_WHAT IS NEEDED_.
Report how many lines in the listing below include the word "image". Write nothing besides the number.

_DATASET RECORDS_.
◆ ◆ ◆ ◆ ◆ ◆ ◆
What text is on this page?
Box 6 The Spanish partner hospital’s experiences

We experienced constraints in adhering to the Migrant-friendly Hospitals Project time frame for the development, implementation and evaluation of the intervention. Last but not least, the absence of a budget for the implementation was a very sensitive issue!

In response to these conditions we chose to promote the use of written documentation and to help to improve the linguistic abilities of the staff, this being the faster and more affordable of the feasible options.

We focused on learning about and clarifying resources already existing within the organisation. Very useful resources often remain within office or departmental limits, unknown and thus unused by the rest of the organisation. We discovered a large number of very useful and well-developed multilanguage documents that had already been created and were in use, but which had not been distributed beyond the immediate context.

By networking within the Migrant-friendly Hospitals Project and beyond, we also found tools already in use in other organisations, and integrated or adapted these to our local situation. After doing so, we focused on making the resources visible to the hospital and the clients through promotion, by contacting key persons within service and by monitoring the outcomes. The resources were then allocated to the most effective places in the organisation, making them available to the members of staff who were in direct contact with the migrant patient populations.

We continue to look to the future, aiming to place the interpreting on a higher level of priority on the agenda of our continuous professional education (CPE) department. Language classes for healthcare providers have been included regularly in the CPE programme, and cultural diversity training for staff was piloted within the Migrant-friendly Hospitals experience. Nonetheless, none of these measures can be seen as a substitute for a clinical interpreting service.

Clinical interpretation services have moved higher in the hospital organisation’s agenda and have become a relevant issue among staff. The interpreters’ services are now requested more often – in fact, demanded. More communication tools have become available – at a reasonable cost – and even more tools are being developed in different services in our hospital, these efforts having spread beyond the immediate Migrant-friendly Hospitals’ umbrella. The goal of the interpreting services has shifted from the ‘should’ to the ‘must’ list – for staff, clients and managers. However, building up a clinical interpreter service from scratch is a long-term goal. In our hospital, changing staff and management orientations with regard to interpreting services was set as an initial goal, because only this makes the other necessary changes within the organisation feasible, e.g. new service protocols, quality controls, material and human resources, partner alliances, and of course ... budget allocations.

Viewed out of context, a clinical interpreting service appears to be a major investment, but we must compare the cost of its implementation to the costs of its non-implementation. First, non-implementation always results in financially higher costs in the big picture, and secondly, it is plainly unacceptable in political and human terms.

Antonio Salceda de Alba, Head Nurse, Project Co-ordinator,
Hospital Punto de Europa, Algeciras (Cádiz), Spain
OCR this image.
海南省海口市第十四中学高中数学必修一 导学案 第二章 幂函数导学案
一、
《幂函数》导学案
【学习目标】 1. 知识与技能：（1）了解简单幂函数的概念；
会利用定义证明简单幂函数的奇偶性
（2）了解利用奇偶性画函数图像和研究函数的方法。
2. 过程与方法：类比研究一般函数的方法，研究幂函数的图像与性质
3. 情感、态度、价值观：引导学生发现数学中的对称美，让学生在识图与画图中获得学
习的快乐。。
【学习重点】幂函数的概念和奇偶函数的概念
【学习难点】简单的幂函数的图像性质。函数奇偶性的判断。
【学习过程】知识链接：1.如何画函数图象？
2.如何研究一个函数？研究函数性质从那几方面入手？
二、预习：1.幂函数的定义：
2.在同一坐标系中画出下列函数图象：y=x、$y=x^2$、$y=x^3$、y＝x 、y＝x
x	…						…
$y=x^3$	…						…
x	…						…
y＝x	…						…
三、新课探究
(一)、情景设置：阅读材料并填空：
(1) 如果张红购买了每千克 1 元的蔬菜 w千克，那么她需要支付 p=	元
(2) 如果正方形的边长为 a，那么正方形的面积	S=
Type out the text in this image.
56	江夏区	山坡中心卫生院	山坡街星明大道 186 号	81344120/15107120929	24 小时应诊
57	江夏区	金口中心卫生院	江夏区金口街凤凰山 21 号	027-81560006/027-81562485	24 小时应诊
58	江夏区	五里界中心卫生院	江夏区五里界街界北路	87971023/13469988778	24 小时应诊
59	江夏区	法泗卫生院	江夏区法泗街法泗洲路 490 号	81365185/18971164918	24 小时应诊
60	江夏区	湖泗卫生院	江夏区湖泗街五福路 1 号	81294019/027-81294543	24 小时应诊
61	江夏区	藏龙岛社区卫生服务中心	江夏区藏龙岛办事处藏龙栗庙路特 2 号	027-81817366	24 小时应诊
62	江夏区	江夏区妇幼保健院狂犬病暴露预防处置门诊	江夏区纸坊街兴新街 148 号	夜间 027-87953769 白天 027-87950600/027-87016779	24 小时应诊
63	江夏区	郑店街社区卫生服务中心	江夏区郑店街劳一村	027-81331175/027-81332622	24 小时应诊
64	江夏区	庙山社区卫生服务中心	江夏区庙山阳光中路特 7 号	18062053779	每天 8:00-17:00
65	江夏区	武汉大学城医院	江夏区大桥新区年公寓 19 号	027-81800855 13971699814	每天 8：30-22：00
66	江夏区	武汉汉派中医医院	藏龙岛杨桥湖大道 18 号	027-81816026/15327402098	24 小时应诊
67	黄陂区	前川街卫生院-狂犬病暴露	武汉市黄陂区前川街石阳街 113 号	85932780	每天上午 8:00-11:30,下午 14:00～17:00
◆ ◆ ◆ ◆ ◆ ◆ ◆
_TASK RESPONSE_.
2